[BEGIN]
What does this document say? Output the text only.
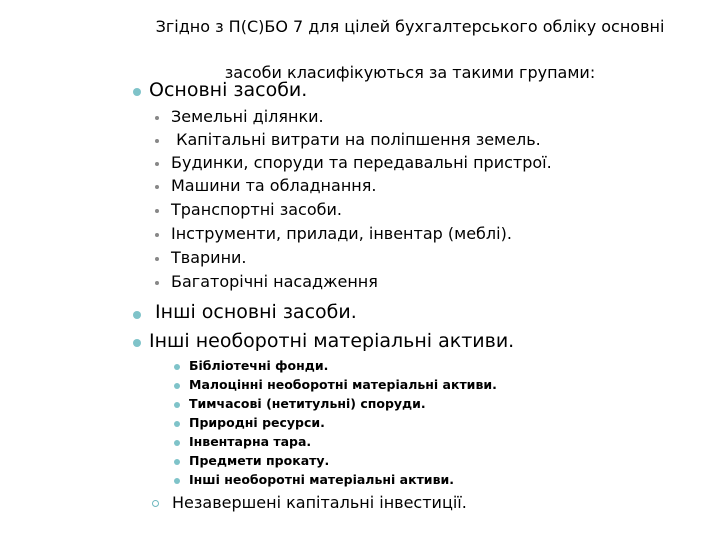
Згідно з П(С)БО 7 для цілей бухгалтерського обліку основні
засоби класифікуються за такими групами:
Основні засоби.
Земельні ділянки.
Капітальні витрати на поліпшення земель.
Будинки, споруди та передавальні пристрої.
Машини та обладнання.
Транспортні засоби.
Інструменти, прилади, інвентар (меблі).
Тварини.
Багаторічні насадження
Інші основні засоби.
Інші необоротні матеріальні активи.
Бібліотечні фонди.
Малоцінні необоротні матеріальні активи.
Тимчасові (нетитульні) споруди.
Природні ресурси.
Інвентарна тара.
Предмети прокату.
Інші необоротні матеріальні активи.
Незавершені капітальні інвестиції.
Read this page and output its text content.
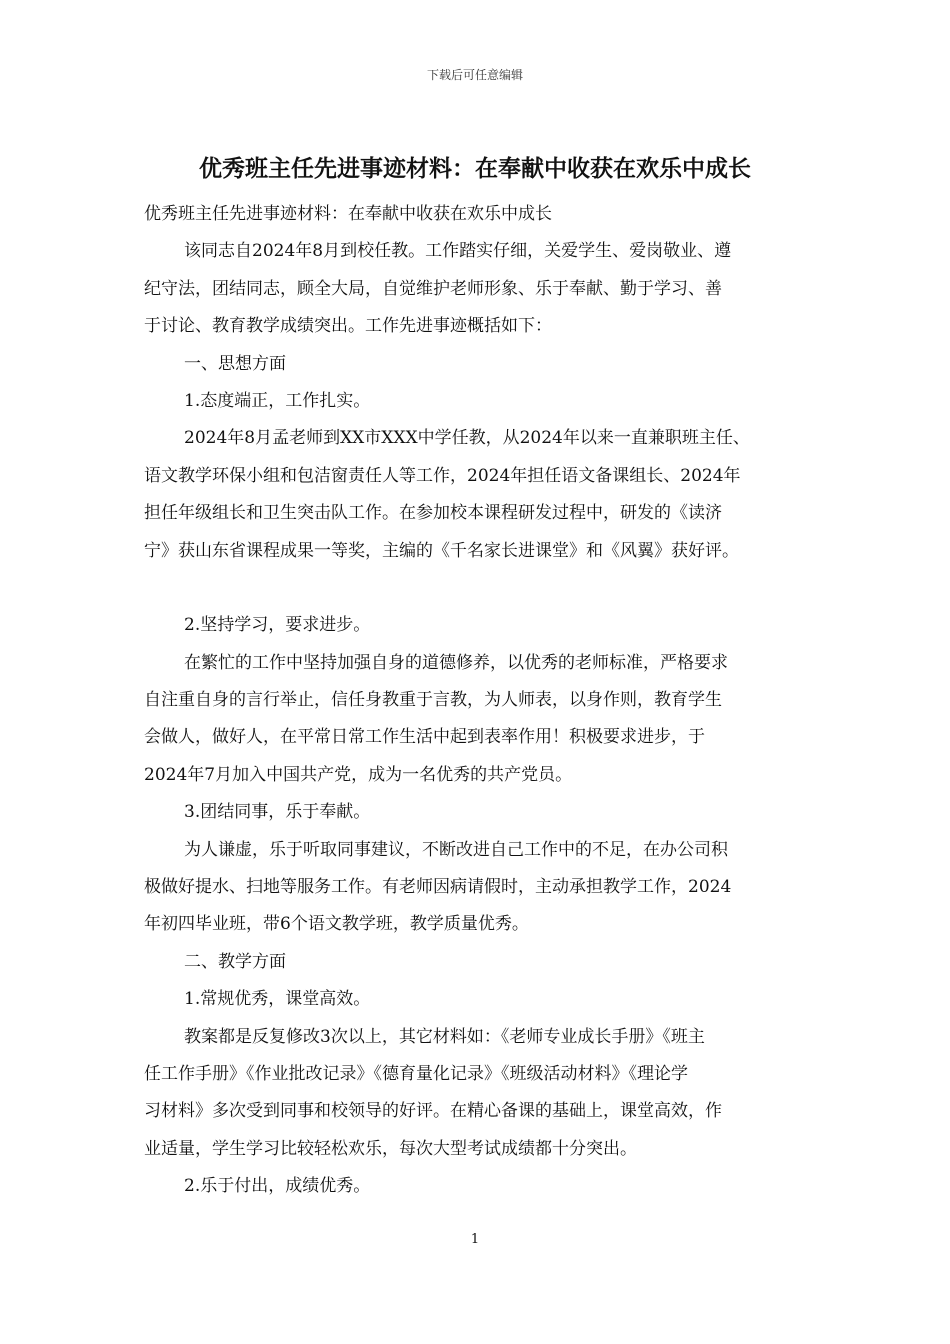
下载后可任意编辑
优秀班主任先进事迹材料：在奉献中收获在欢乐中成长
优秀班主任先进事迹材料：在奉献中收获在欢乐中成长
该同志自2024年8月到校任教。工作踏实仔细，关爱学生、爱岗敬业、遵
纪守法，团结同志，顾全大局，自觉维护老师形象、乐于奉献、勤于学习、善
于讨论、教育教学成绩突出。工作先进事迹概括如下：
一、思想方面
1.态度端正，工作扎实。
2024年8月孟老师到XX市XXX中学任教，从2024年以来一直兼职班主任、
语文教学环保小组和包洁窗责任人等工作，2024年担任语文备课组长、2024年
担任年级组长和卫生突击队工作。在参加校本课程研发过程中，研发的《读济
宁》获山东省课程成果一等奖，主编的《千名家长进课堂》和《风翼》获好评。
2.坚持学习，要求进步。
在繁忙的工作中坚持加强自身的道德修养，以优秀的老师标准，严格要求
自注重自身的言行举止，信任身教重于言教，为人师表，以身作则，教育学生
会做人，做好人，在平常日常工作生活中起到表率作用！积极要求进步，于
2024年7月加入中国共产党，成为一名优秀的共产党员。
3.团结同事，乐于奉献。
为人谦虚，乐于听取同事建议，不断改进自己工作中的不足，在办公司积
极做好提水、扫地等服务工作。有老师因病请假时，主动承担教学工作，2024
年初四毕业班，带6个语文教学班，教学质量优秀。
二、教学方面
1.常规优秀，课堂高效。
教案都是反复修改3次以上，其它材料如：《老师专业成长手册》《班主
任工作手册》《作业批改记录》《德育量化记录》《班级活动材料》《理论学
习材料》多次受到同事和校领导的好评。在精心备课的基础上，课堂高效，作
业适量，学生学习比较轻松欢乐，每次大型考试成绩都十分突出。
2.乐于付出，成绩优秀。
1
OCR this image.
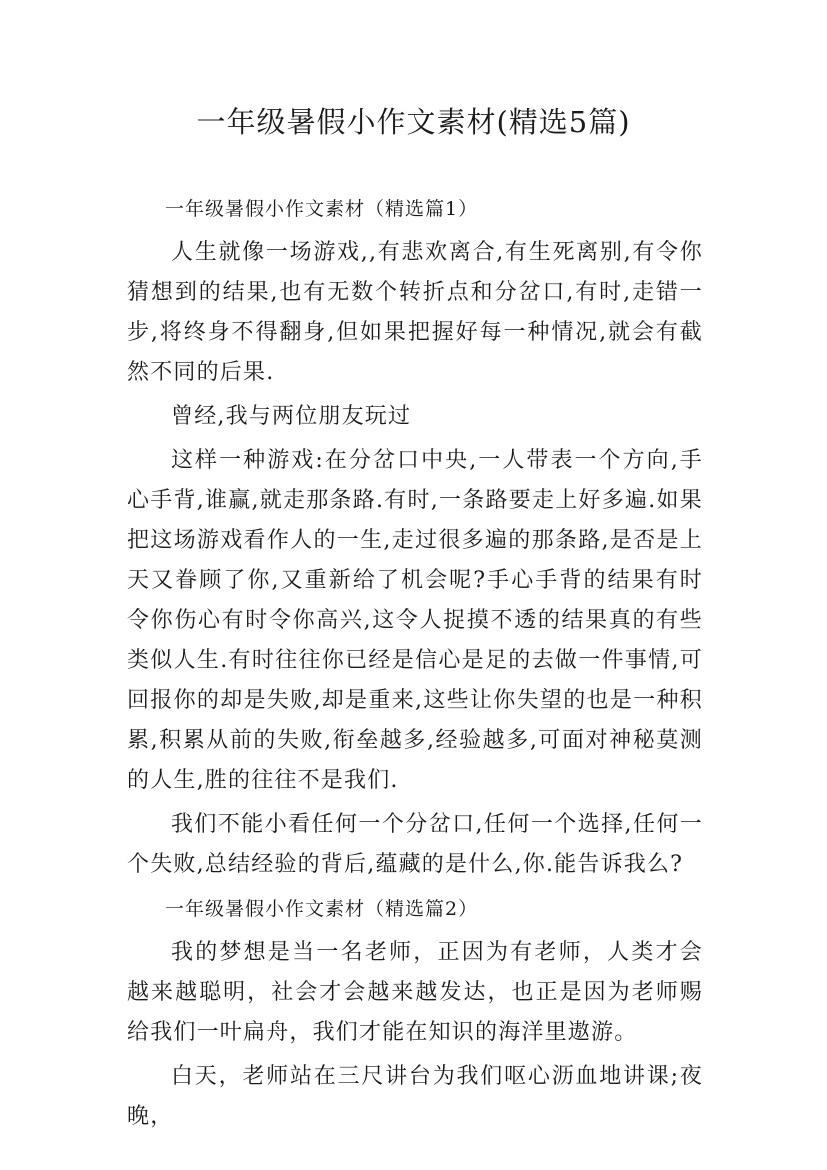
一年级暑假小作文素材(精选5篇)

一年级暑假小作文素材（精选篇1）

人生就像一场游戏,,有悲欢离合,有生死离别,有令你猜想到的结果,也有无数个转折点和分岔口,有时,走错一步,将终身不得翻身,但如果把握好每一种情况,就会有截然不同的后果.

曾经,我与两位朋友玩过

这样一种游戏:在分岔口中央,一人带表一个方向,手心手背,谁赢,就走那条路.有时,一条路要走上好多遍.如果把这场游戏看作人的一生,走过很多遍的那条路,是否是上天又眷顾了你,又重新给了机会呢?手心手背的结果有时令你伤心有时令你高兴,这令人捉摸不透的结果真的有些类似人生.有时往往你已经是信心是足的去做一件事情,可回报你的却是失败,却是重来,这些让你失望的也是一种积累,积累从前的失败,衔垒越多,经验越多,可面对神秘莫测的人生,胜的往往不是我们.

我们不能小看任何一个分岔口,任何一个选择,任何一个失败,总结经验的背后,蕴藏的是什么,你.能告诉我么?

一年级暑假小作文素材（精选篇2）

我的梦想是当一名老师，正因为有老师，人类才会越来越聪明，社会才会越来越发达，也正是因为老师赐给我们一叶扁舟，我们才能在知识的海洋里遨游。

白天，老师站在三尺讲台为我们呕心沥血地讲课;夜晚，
[END]
[BEGIN]
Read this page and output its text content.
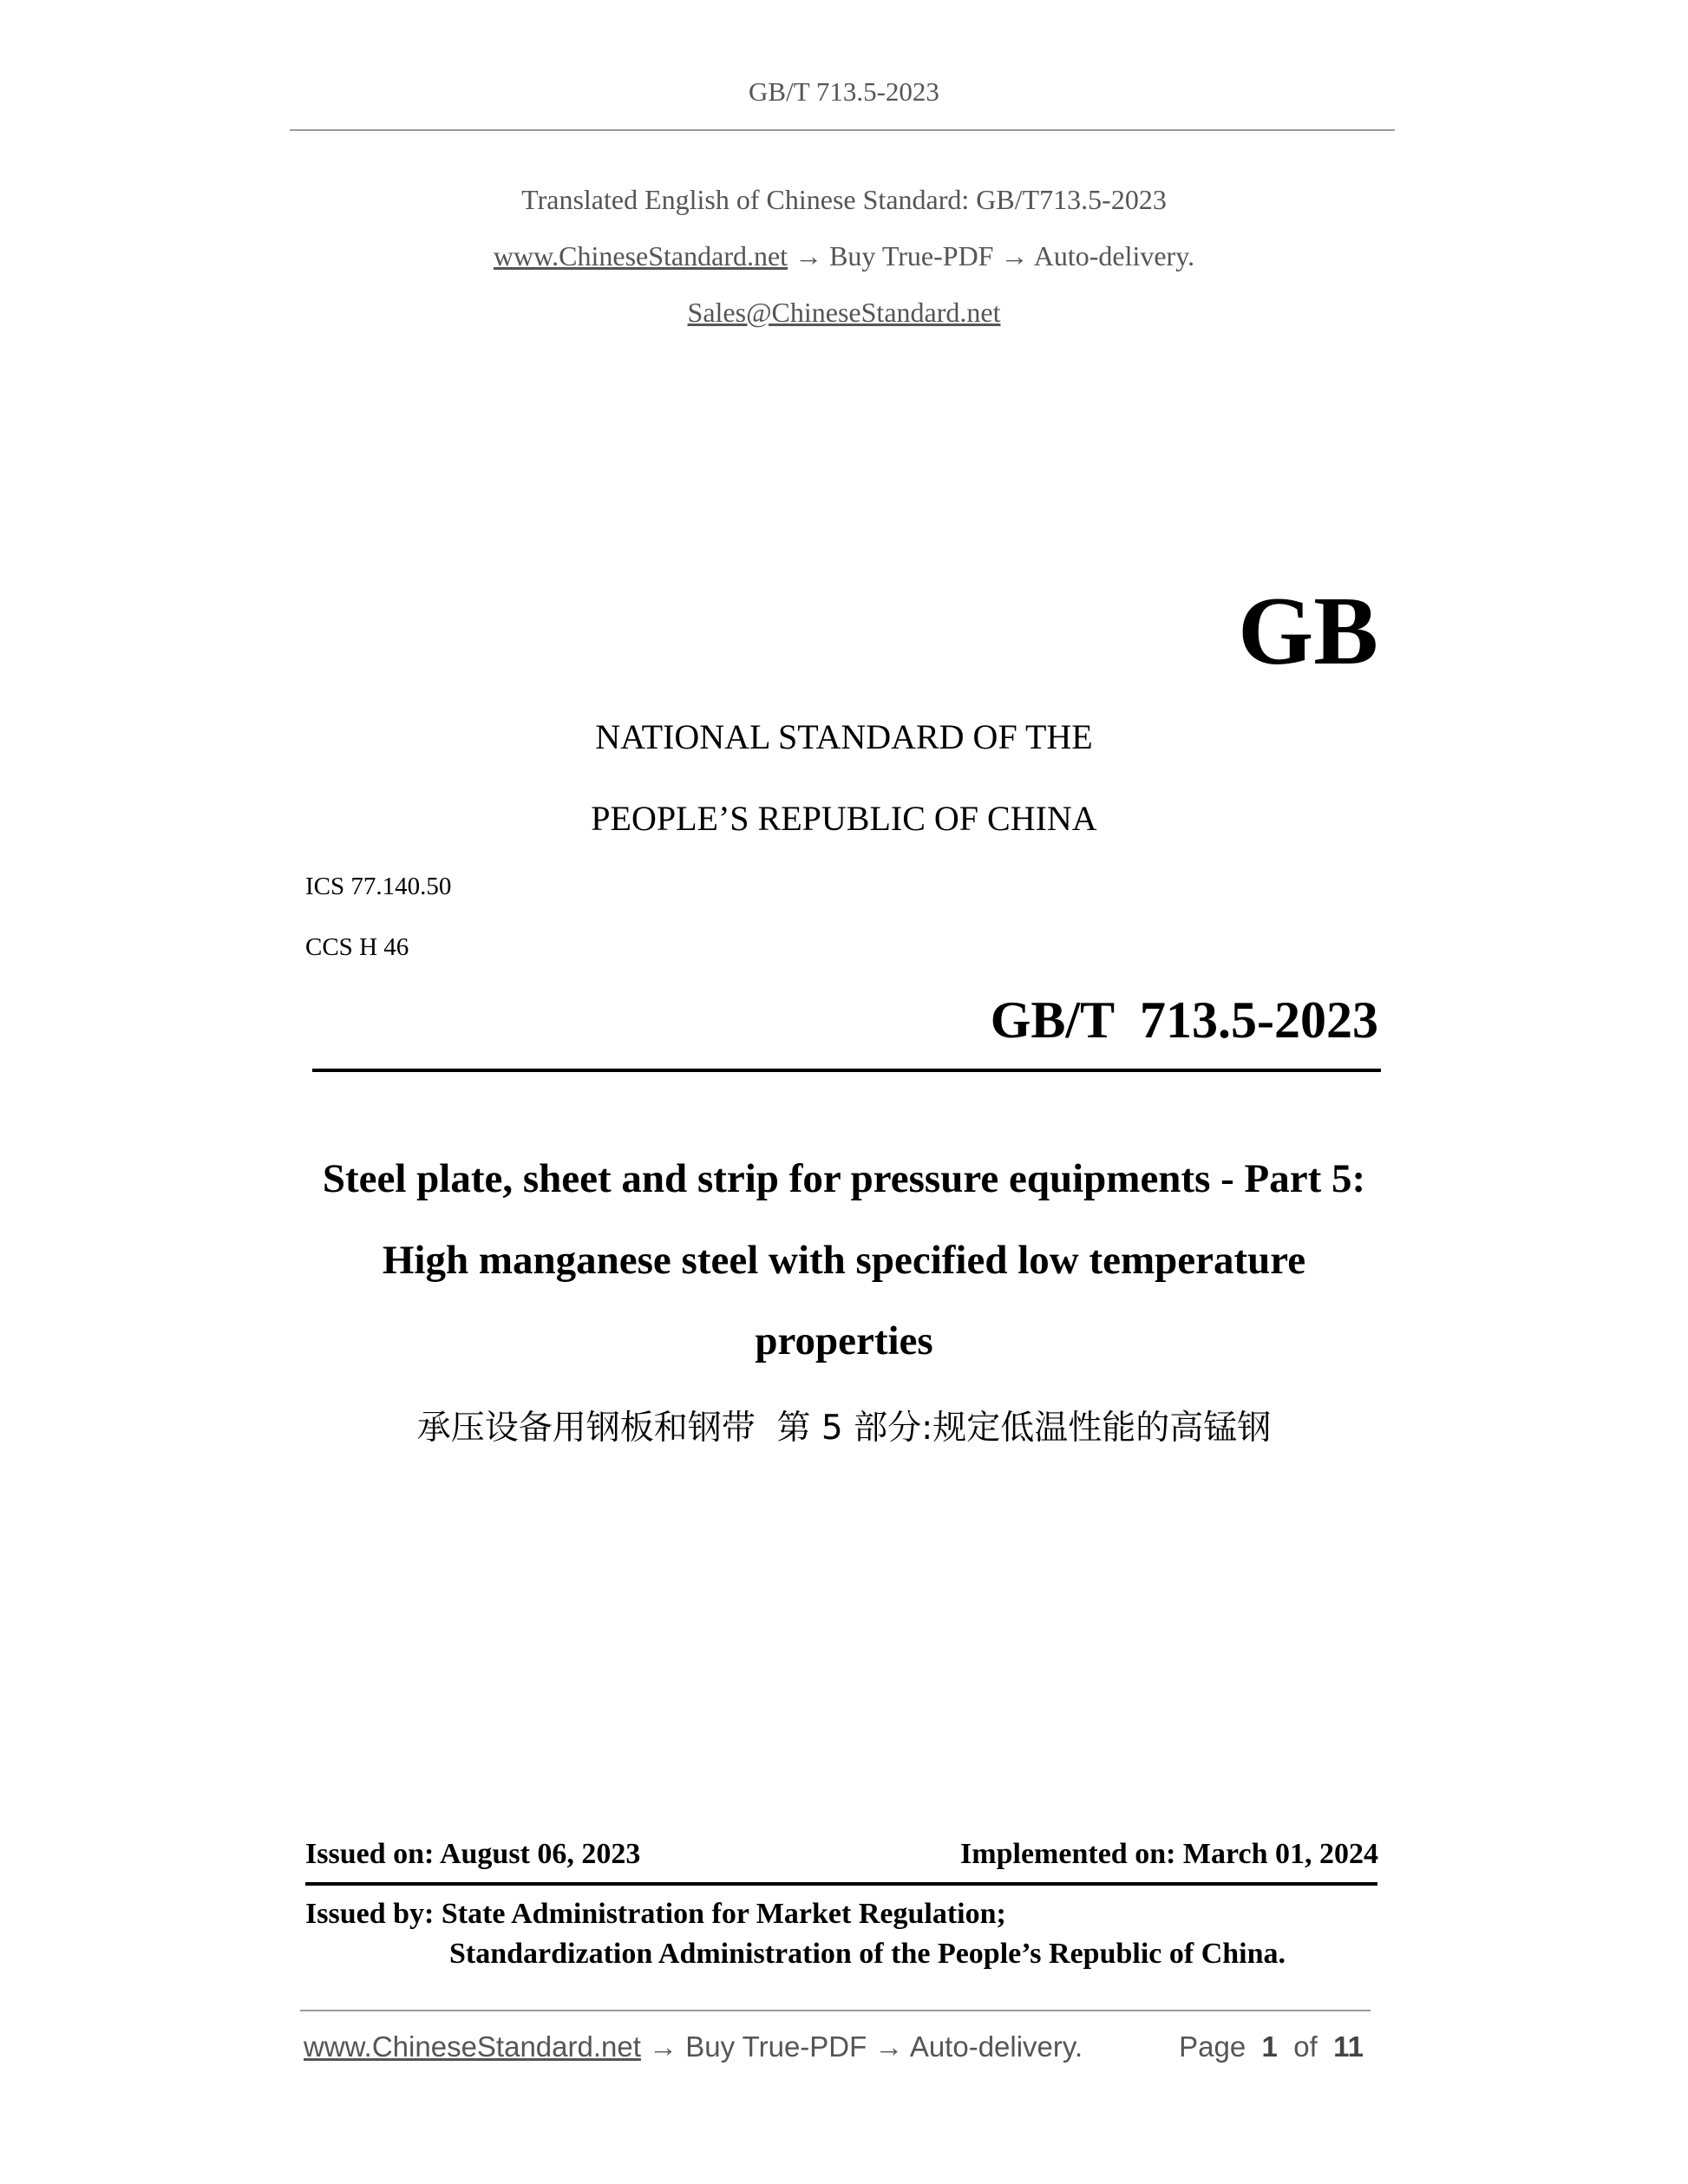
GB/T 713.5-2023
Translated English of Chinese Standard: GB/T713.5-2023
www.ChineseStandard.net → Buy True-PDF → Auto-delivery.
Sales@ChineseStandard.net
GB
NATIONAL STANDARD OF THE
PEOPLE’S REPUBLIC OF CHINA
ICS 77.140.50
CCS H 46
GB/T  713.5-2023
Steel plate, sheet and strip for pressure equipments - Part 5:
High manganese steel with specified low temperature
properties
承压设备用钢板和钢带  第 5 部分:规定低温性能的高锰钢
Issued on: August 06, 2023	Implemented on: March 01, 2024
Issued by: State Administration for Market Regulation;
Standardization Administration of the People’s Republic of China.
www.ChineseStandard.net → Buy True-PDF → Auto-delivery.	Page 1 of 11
[END]
Out of the records, collect only those lines that contain the string "засоби".

### Task answer
засоби класифікуються за такими групами:
Основні засоби.
Транспортні засоби.
Інші основні засоби.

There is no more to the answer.